┌─ THE INPUT

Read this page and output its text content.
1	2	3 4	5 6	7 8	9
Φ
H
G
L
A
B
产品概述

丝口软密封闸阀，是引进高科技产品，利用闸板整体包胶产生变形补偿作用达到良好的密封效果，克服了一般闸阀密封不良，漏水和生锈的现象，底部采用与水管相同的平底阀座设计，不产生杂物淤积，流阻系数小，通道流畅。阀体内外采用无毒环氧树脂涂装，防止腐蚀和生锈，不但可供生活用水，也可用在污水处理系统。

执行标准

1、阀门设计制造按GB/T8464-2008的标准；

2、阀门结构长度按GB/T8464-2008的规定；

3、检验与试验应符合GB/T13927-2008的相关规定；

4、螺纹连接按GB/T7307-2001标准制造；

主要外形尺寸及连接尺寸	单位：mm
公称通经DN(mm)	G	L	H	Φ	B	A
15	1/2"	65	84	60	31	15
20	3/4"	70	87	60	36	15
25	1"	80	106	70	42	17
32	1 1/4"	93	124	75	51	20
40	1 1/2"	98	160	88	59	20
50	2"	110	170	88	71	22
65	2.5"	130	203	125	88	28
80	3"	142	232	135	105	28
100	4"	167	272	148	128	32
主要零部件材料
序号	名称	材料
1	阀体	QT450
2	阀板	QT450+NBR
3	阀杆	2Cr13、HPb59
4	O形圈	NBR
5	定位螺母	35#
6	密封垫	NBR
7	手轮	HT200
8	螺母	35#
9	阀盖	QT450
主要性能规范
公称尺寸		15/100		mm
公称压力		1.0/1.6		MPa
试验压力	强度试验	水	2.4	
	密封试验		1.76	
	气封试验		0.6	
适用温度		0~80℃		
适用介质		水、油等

└─

_EXERCISE INSTRUCTIONS:_
Reproduce each line verbatim.

_TASK ANSWER:_
Read this page and output its text content.
1	2	3 4	5 6	7 8	9
Φ
H
G
L
A
B
产品概述

丝口软密封闸阀，是引进高科技产品，利用闸板整体包胶产生变形补偿作用达到良好的密封效果，克服了一般闸阀密封不良，漏水和生锈的现象，底部采用与水管相同的平底阀座设计，不产生杂物淤积，流阻系数小，通道流畅。阀体内外采用无毒环氧树脂涂装，防止腐蚀和生锈，不但可供生活用水，也可用在污水处理系统。

执行标准

1、阀门设计制造按GB/T8464-2008的标准；

2、阀门结构长度按GB/T8464-2008的规定；

3、检验与试验应符合GB/T13927-2008的相关规定；

4、螺纹连接按GB/T7307-2001标准制造；

主要外形尺寸及连接尺寸	单位：mm
公称通经DN(mm)	G	L	H	Φ	B	A
15	1/2"	65	84	60	31	15
20	3/4"	70	87	60	36	15
25	1"	80	106	70	42	17
32	1 1/4"	93	124	75	51	20
40	1 1/2"	98	160	88	59	20
50	2"	110	170	88	71	22
65	2.5"	130	203	125	88	28
80	3"	142	232	135	105	28
100	4"	167	272	148	128	32
主要零部件材料
序号	名称	材料
1	阀体	QT450
2	阀板	QT450+NBR
3	阀杆	2Cr13、HPb59
4	O形圈	NBR
5	定位螺母	35#
6	密封垫	NBR
7	手轮	HT200
8	螺母	35#
9	阀盖	QT450
主要性能规范
公称尺寸		15/100		mm
公称压力		1.0/1.6		MPa
试验压力	强度试验	水	2.4	
	密封试验		1.76	
	气封试验		0.6	
适用温度		0~80℃		
适用介质		水、油等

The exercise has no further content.